"""
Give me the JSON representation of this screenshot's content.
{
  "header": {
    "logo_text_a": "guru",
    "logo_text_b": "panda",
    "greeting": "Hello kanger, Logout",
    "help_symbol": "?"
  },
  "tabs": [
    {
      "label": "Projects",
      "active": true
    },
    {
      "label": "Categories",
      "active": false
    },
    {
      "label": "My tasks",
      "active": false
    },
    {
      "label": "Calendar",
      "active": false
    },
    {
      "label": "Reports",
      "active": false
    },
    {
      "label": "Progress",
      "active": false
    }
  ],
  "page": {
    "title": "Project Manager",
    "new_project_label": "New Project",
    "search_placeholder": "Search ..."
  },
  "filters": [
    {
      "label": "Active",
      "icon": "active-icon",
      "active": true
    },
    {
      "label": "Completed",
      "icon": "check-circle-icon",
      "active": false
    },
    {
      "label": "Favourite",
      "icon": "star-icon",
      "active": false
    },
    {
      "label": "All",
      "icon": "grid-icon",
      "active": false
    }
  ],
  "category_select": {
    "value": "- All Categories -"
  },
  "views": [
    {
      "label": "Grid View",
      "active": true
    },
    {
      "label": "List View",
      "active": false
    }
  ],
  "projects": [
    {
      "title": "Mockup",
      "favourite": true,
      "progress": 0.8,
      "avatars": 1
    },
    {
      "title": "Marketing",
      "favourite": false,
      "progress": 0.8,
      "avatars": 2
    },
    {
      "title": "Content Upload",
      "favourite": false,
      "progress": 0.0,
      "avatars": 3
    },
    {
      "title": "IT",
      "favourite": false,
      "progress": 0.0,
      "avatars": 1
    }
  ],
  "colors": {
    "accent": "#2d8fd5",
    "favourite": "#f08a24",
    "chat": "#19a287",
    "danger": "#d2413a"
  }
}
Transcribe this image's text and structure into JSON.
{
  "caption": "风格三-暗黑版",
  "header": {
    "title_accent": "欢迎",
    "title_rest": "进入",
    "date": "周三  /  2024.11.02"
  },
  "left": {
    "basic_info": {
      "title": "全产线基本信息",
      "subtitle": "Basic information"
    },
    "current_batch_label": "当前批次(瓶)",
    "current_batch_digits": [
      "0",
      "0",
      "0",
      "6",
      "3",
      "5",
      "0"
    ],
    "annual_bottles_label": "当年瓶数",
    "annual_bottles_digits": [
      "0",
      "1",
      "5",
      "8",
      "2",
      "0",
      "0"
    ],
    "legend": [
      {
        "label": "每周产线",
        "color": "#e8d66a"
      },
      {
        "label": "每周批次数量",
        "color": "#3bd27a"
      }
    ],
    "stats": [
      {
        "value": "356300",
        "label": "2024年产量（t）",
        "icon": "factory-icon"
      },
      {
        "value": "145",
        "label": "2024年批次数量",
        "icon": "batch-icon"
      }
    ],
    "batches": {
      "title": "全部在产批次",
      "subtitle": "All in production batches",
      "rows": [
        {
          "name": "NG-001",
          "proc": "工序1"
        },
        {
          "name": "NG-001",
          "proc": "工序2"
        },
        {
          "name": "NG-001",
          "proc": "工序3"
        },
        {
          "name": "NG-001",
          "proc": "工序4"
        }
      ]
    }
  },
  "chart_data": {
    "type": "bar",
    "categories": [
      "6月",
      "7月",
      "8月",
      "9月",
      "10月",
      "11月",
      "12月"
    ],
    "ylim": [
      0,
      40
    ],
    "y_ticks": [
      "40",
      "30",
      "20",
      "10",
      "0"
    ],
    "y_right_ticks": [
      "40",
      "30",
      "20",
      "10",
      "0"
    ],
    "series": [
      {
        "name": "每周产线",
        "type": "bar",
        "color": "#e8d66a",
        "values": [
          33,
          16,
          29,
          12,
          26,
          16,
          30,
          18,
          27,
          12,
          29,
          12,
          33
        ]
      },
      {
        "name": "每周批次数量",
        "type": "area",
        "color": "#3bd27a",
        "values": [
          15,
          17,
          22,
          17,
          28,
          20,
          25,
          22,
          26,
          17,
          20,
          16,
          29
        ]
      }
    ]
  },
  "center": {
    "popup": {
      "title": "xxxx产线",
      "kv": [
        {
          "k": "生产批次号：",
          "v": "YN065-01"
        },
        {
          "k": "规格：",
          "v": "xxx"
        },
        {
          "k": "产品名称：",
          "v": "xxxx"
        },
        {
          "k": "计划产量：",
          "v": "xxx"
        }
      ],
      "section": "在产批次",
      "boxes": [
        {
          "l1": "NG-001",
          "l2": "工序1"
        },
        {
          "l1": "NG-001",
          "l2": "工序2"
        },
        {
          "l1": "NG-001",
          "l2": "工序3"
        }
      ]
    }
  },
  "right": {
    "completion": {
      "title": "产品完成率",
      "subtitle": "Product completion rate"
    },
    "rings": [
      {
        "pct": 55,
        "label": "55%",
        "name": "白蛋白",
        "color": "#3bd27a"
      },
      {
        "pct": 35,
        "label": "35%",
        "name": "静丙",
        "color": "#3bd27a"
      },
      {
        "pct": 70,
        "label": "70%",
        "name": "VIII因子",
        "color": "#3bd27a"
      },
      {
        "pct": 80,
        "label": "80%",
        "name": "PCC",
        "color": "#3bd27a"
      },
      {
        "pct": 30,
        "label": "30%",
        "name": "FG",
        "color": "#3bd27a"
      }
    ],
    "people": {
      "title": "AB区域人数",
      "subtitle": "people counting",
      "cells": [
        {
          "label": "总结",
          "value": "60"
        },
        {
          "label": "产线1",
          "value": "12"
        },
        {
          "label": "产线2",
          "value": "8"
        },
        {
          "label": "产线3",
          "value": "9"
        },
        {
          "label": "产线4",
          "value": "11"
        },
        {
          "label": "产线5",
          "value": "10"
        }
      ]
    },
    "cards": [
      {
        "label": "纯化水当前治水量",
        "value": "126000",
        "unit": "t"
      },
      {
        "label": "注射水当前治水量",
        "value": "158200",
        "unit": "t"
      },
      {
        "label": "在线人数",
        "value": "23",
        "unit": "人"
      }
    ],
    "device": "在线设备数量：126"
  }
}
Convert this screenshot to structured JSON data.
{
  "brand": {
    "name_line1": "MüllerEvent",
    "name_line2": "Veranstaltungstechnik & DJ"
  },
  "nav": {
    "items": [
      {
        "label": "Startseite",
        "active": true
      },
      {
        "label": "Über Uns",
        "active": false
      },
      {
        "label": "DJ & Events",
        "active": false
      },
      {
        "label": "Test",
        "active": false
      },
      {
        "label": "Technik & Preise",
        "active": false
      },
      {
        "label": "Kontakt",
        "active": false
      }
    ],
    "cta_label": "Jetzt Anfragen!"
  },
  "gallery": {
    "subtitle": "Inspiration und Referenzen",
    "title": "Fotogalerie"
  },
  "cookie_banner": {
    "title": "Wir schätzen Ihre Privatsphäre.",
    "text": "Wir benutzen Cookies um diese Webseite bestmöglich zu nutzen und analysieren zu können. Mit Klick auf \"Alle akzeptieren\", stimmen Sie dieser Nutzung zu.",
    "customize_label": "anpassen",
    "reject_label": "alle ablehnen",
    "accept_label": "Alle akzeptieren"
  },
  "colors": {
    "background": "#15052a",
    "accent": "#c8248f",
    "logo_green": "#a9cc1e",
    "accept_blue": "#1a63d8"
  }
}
"""
Extract, word for word, each line of the listing above.

Give me the JSON representation of this screenshot's content.
{
  "header": {
    "logo_text_a": "guru",
    "logo_text_b": "panda",
    "greeting": "Hello kanger, Logout",
    "help_symbol": "?"
  },
  "tabs": [
    {
      "label": "Projects",
      "active": true
    },
    {
      "label": "Categories",
      "active": false
    },
    {
      "label": "My tasks",
      "active": false
    },
    {
      "label": "Calendar",
      "active": false
    },
    {
      "label": "Reports",
      "active": false
    },
    {
      "label": "Progress",
      "active": false
    }
  ],
  "page": {
    "title": "Project Manager",
    "new_project_label": "New Project",
    "search_placeholder": "Search ..."
  },
  "filters": [
    {
      "label": "Active",
      "icon": "active-icon",
      "active": true
    },
    {
      "label": "Completed",
      "icon": "check-circle-icon",
      "active": false
    },
    {
      "label": "Favourite",
      "icon": "star-icon",
      "active": false
    },
    {
      "label": "All",
      "icon": "grid-icon",
      "active": false
    }
  ],
  "category_select": {
    "value": "- All Categories -"
  },
  "views": [
    {
      "label": "Grid View",
      "active": true
    },
    {
      "label": "List View",
      "active": false
    }
  ],
  "projects": [
    {
      "title": "Mockup",
      "favourite": true,
      "progress": 0.8,
      "avatars": 1
    },
    {
      "title": "Marketing",
      "favourite": false,
      "progress": 0.8,
      "avatars": 2
    },
    {
      "title": "Content Upload",
      "favourite": false,
      "progress": 0.0,
      "avatars": 3
    },
    {
      "title": "IT",
      "favourite": false,
      "progress": 0.0,
      "avatars": 1
    }
  ],
  "colors": {
    "accent": "#2d8fd5",
    "favourite": "#f08a24",
    "chat": "#19a287",
    "danger": "#d2413a"
  }
}
Transcribe this image's text and structure into JSON.
{
  "caption": "风格三-暗黑版",
  "header": {
    "title_accent": "欢迎",
    "title_rest": "进入",
    "date": "周三  /  2024.11.02"
  },
  "left": {
    "basic_info": {
      "title": "全产线基本信息",
      "subtitle": "Basic information"
    },
    "current_batch_label": "当前批次(瓶)",
    "current_batch_digits": [
      "0",
      "0",
      "0",
      "6",
      "3",
      "5",
      "0"
    ],
    "annual_bottles_label": "当年瓶数",
    "annual_bottles_digits": [
      "0",
      "1",
      "5",
      "8",
      "2",
      "0",
      "0"
    ],
    "legend": [
      {
        "label": "每周产线",
        "color": "#e8d66a"
      },
      {
        "label": "每周批次数量",
        "color": "#3bd27a"
      }
    ],
    "stats": [
      {
        "value": "356300",
        "label": "2024年产量（t）",
        "icon": "factory-icon"
      },
      {
        "value": "145",
        "label": "2024年批次数量",
        "icon": "batch-icon"
      }
    ],
    "batches": {
      "title": "全部在产批次",
      "subtitle": "All in production batches",
      "rows": [
        {
          "name": "NG-001",
          "proc": "工序1"
        },
        {
          "name": "NG-001",
          "proc": "工序2"
        },
        {
          "name": "NG-001",
          "proc": "工序3"
        },
        {
          "name": "NG-001",
          "proc": "工序4"
        }
      ]
    }
  },
  "chart_data": {
    "type": "bar",
    "categories": [
      "6月",
      "7月",
      "8月",
      "9月",
      "10月",
      "11月",
      "12月"
    ],
    "ylim": [
      0,
      40
    ],
    "y_ticks": [
      "40",
      "30",
      "20",
      "10",
      "0"
    ],
    "y_right_ticks": [
      "40",
      "30",
      "20",
      "10",
      "0"
    ],
    "series": [
      {
        "name": "每周产线",
        "type": "bar",
        "color": "#e8d66a",
        "values": [
          33,
          16,
          29,
          12,
          26,
          16,
          30,
          18,
          27,
          12,
          29,
          12,
          33
        ]
      },
      {
        "name": "每周批次数量",
        "type": "area",
        "color": "#3bd27a",
        "values": [
          15,
          17,
          22,
          17,
          28,
          20,
          25,
          22,
          26,
          17,
          20,
          16,
          29
        ]
      }
    ]
  },
  "center": {
    "popup": {
      "title": "xxxx产线",
      "kv": [
        {
          "k": "生产批次号：",
          "v": "YN065-01"
        },
        {
          "k": "规格：",
          "v": "xxx"
        },
        {
          "k": "产品名称：",
          "v": "xxxx"
        },
        {
          "k": "计划产量：",
          "v": "xxx"
        }
      ],
      "section": "在产批次",
      "boxes": [
        {
          "l1": "NG-001",
          "l2": "工序1"
        },
        {
          "l1": "NG-001",
          "l2": "工序2"
        },
        {
          "l1": "NG-001",
          "l2": "工序3"
        }
      ]
    }
  },
  "right": {
    "completion": {
      "title": "产品完成率",
      "subtitle": "Product completion rate"
    },
    "rings": [
      {
        "pct": 55,
        "label": "55%",
        "name": "白蛋白",
        "color": "#3bd27a"
      },
      {
        "pct": 35,
        "label": "35%",
        "name": "静丙",
        "color": "#3bd27a"
      },
      {
        "pct": 70,
        "label": "70%",
        "name": "VIII因子",
        "color": "#3bd27a"
      },
      {
        "pct": 80,
        "label": "80%",
        "name": "PCC",
        "color": "#3bd27a"
      },
      {
        "pct": 30,
        "label": "30%",
        "name": "FG",
        "color": "#3bd27a"
      }
    ],
    "people": {
      "title": "AB区域人数",
      "subtitle": "people counting",
      "cells": [
        {
          "label": "总结",
          "value": "60"
        },
        {
          "label": "产线1",
          "value": "12"
        },
        {
          "label": "产线2",
          "value": "8"
        },
        {
          "label": "产线3",
          "value": "9"
        },
        {
          "label": "产线4",
          "value": "11"
        },
        {
          "label": "产线5",
          "value": "10"
        }
      ]
    },
    "cards": [
      {
        "label": "纯化水当前治水量",
        "value": "126000",
        "unit": "t"
      },
      {
        "label": "注射水当前治水量",
        "value": "158200",
        "unit": "t"
      },
      {
        "label": "在线人数",
        "value": "23",
        "unit": "人"
      }
    ],
    "device": "在线设备数量：126"
  }
}
Convert this screenshot to structured JSON data.
{
  "brand": {
    "name_line1": "MüllerEvent",
    "name_line2": "Veranstaltungstechnik & DJ"
  },
  "nav": {
    "items": [
      {
        "label": "Startseite",
        "active": true
      },
      {
        "label": "Über Uns",
        "active": false
      },
      {
        "label": "DJ & Events",
        "active": false
      },
      {
        "label": "Test",
        "active": false
      },
      {
        "label": "Technik & Preise",
        "active": false
      },
      {
        "label": "Kontakt",
        "active": false
      }
    ],
    "cta_label": "Jetzt Anfragen!"
  },
  "gallery": {
    "subtitle": "Inspiration und Referenzen",
    "title": "Fotogalerie"
  },
  "cookie_banner": {
    "title": "Wir schätzen Ihre Privatsphäre.",
    "text": "Wir benutzen Cookies um diese Webseite bestmöglich zu nutzen und analysieren zu können. Mit Klick auf \"Alle akzeptieren\", stimmen Sie dieser Nutzung zu.",
    "customize_label": "anpassen",
    "reject_label": "alle ablehnen",
    "accept_label": "Alle akzeptieren"
  },
  "colors": {
    "background": "#15052a",
    "accent": "#c8248f",
    "logo_green": "#a9cc1e",
    "accept_blue": "#1a63d8"
  }
}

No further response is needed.